__GIVEN EXERCISE__. Extract every line that contains the word "long".

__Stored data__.
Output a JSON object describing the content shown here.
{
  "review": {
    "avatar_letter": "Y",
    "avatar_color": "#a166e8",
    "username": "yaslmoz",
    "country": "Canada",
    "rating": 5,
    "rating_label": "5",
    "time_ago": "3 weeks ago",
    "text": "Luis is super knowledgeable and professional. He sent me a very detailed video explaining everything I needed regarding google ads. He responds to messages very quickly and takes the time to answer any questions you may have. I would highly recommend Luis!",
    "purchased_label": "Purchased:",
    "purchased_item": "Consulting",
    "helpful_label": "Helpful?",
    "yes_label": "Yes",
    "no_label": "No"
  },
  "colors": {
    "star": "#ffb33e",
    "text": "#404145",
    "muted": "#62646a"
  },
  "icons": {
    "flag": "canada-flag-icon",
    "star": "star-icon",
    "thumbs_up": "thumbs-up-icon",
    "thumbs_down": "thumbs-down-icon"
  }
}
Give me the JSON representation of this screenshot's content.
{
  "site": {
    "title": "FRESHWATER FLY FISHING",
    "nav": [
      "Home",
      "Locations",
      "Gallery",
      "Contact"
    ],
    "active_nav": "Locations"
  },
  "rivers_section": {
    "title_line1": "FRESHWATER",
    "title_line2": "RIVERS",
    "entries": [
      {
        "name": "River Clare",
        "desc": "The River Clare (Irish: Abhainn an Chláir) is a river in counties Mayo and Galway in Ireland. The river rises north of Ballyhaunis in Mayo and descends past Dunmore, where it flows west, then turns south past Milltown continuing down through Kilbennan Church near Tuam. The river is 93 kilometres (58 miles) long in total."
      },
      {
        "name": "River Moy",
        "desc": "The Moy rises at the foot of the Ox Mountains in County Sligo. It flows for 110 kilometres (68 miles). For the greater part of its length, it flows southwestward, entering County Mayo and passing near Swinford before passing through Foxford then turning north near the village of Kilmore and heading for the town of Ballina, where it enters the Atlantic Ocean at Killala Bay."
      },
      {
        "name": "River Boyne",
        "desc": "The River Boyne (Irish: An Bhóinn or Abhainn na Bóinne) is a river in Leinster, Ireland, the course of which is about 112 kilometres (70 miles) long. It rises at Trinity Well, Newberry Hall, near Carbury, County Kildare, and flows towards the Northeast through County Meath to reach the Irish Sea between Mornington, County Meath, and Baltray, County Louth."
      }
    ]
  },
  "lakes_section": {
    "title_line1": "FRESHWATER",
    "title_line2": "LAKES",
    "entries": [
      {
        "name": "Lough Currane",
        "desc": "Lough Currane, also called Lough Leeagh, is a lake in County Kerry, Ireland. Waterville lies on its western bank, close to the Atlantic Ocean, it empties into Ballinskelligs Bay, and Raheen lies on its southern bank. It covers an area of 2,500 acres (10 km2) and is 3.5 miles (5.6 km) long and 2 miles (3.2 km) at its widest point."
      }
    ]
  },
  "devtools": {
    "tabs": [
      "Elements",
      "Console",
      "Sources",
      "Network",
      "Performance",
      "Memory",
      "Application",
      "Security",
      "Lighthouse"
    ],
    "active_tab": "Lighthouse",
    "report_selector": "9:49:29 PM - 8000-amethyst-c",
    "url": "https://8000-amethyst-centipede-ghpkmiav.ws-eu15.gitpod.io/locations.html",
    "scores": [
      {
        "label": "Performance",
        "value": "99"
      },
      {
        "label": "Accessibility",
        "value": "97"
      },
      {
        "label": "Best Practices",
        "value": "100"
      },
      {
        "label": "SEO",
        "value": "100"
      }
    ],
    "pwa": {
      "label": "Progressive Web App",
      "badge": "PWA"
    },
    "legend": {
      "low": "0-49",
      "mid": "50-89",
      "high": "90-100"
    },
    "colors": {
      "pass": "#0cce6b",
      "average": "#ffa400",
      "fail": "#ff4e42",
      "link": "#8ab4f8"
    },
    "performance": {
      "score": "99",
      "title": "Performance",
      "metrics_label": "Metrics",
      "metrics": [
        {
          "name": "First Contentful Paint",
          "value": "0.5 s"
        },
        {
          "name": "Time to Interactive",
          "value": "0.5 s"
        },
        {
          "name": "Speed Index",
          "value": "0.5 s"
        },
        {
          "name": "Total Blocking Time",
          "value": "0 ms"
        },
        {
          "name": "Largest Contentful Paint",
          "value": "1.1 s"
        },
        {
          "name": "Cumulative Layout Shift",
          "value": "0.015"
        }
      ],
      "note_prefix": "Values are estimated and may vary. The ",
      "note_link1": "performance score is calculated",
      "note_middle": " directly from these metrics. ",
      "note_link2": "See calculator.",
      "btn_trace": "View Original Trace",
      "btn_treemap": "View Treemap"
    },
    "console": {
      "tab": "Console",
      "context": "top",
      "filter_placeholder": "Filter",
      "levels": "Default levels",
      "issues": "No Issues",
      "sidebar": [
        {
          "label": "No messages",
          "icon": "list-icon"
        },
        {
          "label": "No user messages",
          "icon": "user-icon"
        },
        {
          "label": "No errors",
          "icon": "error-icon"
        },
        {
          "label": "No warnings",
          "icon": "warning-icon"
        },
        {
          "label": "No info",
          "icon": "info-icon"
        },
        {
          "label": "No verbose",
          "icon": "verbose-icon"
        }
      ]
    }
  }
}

__COMPLETE RESPONSE__.
        "desc": "The River Clare (Irish: Abhainn an Chláir) is a river in counties Mayo and Galway in Ireland. The river rises north of Ballyhaunis in Mayo and descends past Dunmore, where it flows west, then turns south past Milltown continuing down through Kilbennan Church near Tuam. The river is 93 kilometres (58 miles) long in total."
        "desc": "The River Boyne (Irish: An Bhóinn or Abhainn na Bóinne) is a river in Leinster, Ireland, the course of which is about 112 kilometres (70 miles) long. It rises at Trinity Well, Newberry Hall, near Carbury, County Kildare, and flows towards the Northeast through County Meath to reach the Irish Sea between Mornington, County Meath, and Baltray, County Louth."
        "desc": "Lough Currane, also called Lough Leeagh, is a lake in County Kerry, Ireland. Waterville lies on its western bank, close to the Atlantic Ocean, it empties into Ballinskelligs Bay, and Raheen lies on its southern bank. It covers an area of 2,500 acres (10 km2) and is 3.5 miles (5.6 km) long and 2 miles (3.2 km) at its widest point."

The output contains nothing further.